— START OF Excerpted text —
A variety of behind-the-scenes photos from
Harry Potter and the Deathly Hallows: Parts 1 and 2 were displayed at the Kinepolis de Madrid, where the photo call and press conference with Rupert Grint, and James and Oliver Phelps to promote the finale took place earlier this week.
Included amongst the batch are shots of a wet Daniel Radcliffe and Rupert Grint coming out of the lake after flying across England on the blinded dragon; Harry and Hermione on a tower of furniture in the Room of Requirement in
Deathly Hallows: Part 2. The Part 1 promos including on-set photos of Jason Isaacs, Helena Bonham Carter, and Helen McCrory between takes for the Malfoy Manor shoot, and the trio on their camping excursion. All of those images, courtesy of Following the Magic blog, can found in our
galleries.






Harry Potter visual effects supervisor Tim Burke spoke to the LA Times about the conversion of
Deathly Hallows: Part 2 to 3D, the epilogue reshoots, and the challenging aspects of bringing the Gringotts chase scene to life.
— END OF Excerpted text —
Please rename "reshoots" as "additional filming" while reproducing the Harry Potter news item: begin at the words "Harry Potter visual" and stop after "scene to life.". The data isn't needed here.
— START OF Given information —
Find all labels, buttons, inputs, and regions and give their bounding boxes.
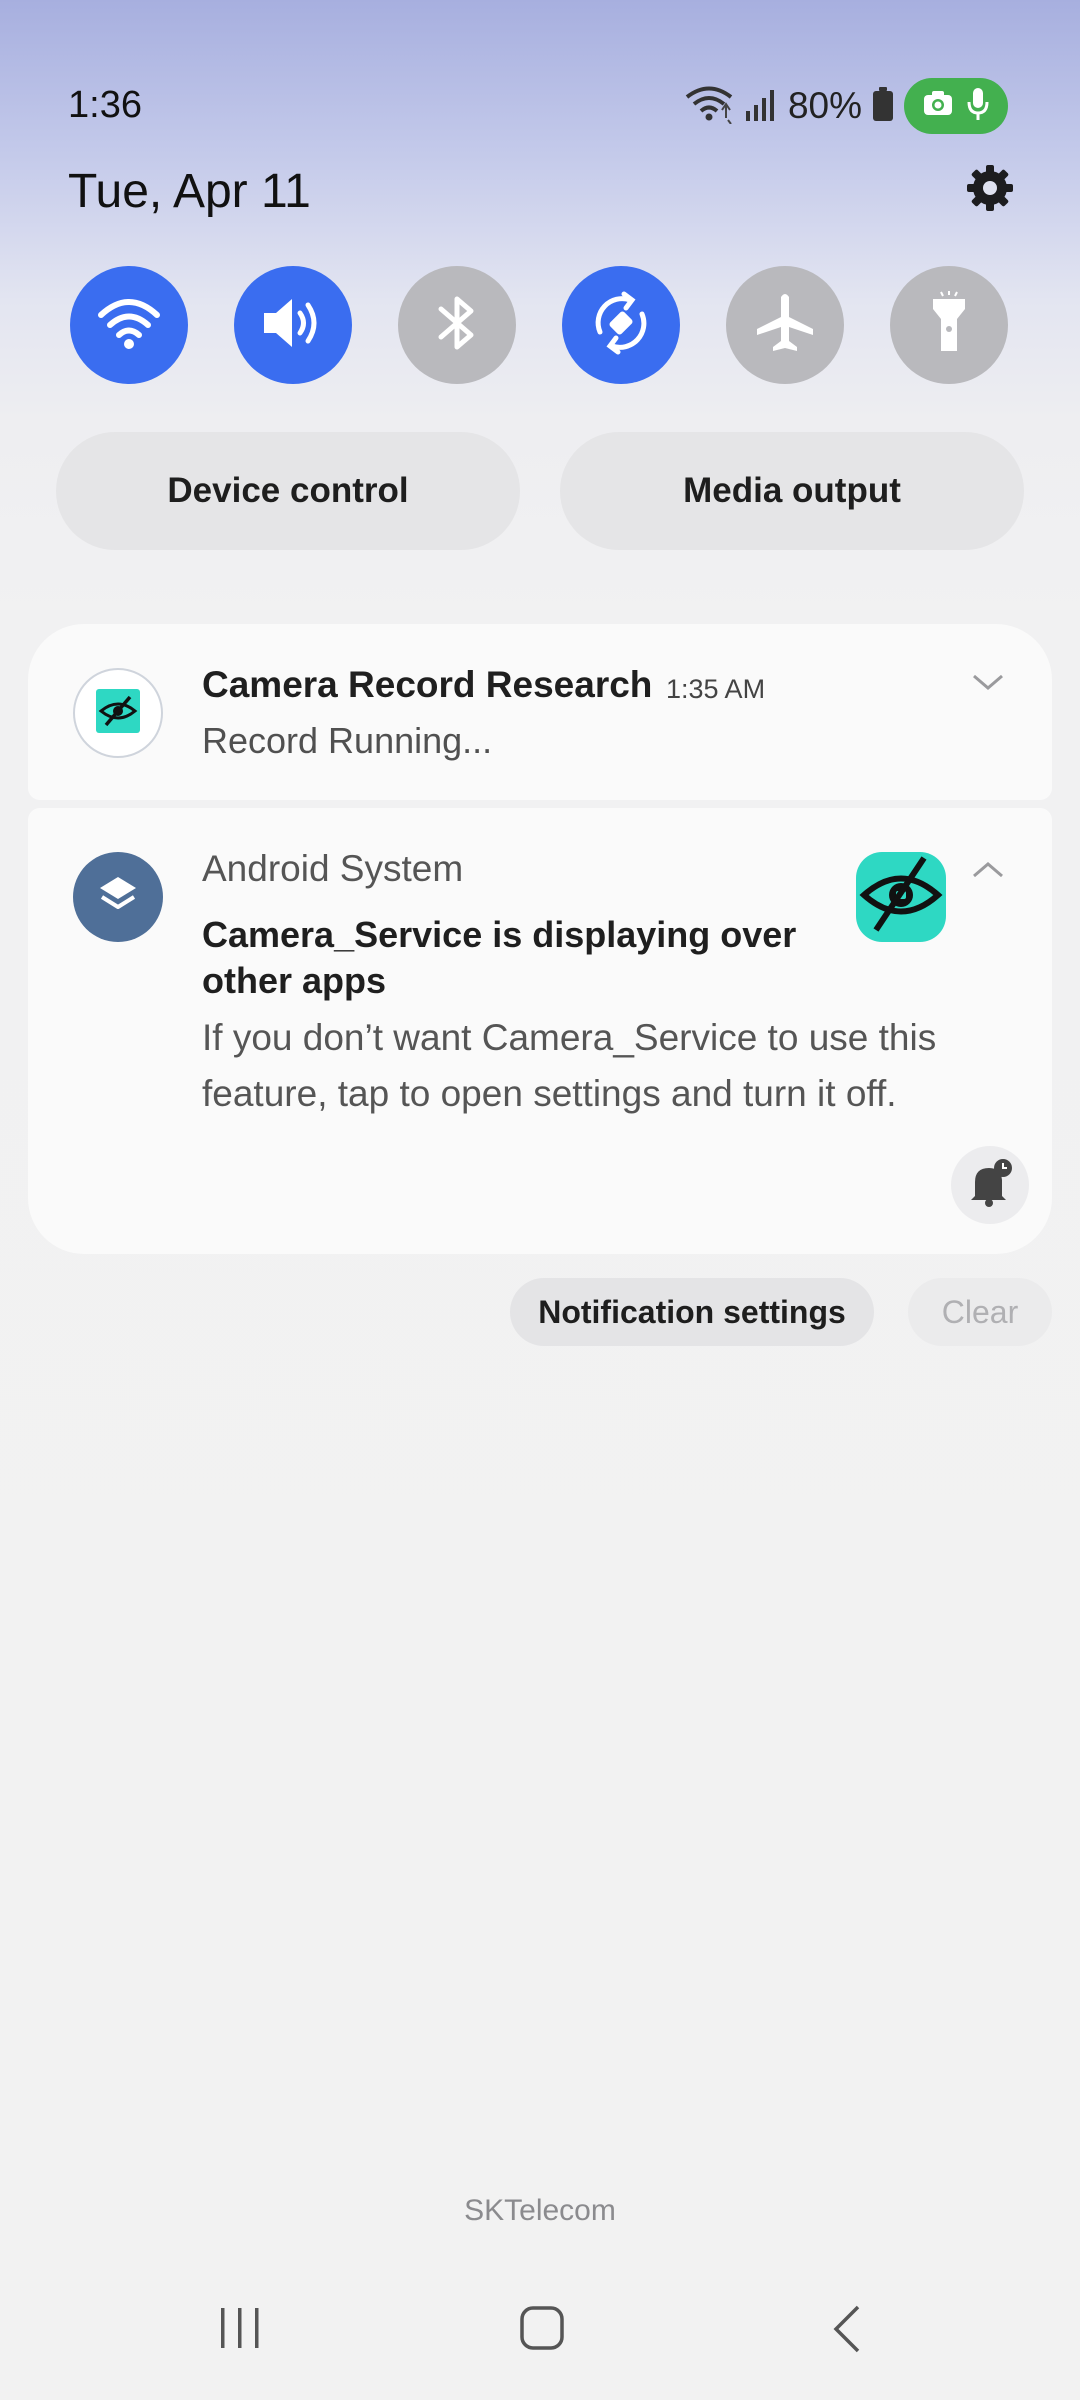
— END OF Given information —
• [Solution for this exercise]:
Harry Potter visual effects supervisor Tim Burke spoke to the LA Times about the conversion of
Deathly Hallows: Part 2 to 3D, the epilogue additional filming, and the challenging aspects of bringing the Gringotts chase scene to life.